Written exercise
Keep only those lines of the records that include the string "your".

Information provided
....

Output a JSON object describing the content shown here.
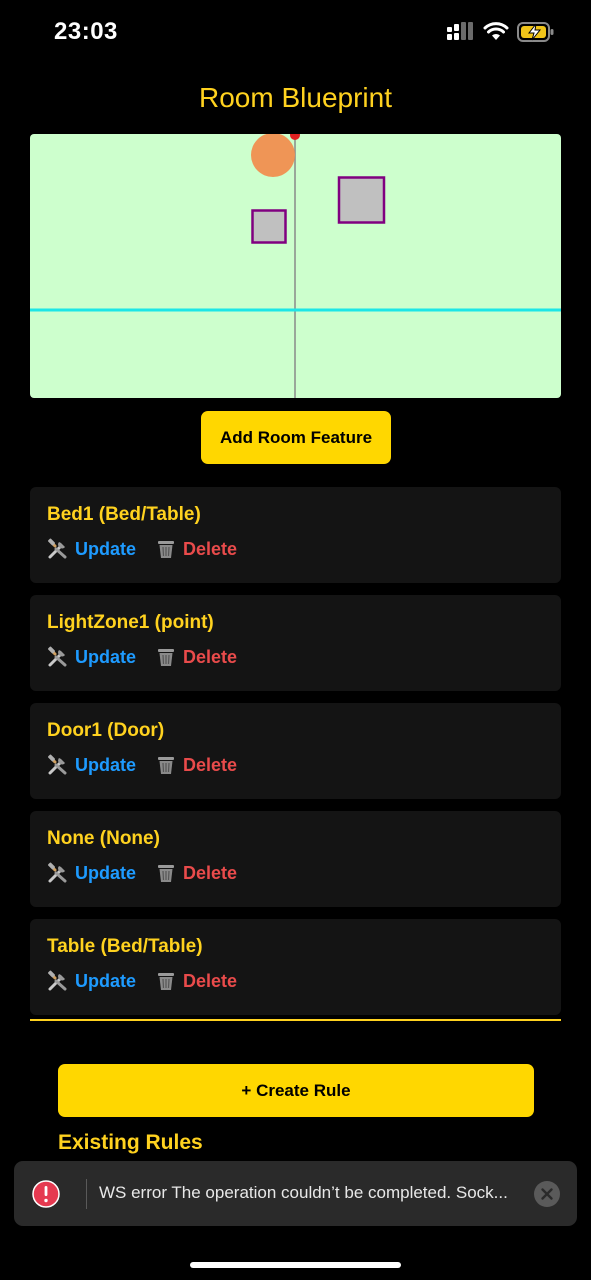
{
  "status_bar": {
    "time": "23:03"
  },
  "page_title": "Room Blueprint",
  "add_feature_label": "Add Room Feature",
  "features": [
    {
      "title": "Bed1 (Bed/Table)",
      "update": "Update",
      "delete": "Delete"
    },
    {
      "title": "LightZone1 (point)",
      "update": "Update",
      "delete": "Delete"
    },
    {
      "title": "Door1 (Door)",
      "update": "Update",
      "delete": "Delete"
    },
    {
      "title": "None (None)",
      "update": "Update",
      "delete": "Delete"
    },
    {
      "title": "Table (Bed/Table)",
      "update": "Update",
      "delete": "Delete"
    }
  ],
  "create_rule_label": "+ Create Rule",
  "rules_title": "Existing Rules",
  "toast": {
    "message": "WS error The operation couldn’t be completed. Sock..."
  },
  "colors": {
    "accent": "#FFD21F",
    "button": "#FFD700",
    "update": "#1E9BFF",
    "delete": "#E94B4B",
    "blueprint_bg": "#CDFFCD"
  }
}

....

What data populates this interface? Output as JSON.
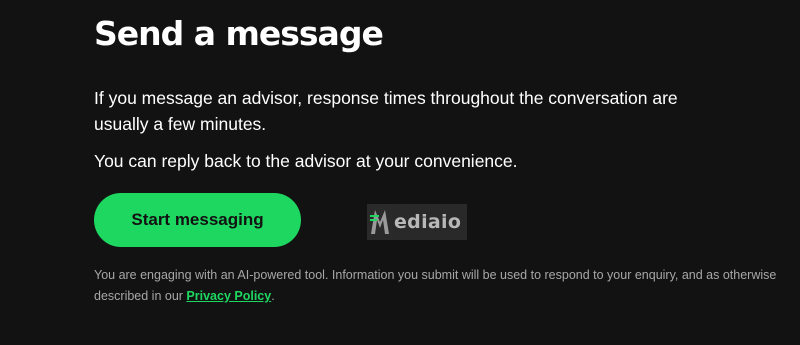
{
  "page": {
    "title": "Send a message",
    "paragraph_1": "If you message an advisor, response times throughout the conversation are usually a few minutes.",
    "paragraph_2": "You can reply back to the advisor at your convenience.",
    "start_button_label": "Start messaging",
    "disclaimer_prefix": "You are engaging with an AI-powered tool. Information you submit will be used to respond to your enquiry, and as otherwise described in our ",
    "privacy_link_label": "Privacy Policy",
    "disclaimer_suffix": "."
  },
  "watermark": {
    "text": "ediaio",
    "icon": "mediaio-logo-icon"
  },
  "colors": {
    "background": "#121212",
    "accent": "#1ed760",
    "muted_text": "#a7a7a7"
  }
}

....

Response
    "paragraph_2": "You can reply back to the advisor at your convenience.",
    "disclaimer_prefix": "You are engaging with an AI-powered tool. Information you submit will be used to respond to your enquiry, and as otherwise described in our ",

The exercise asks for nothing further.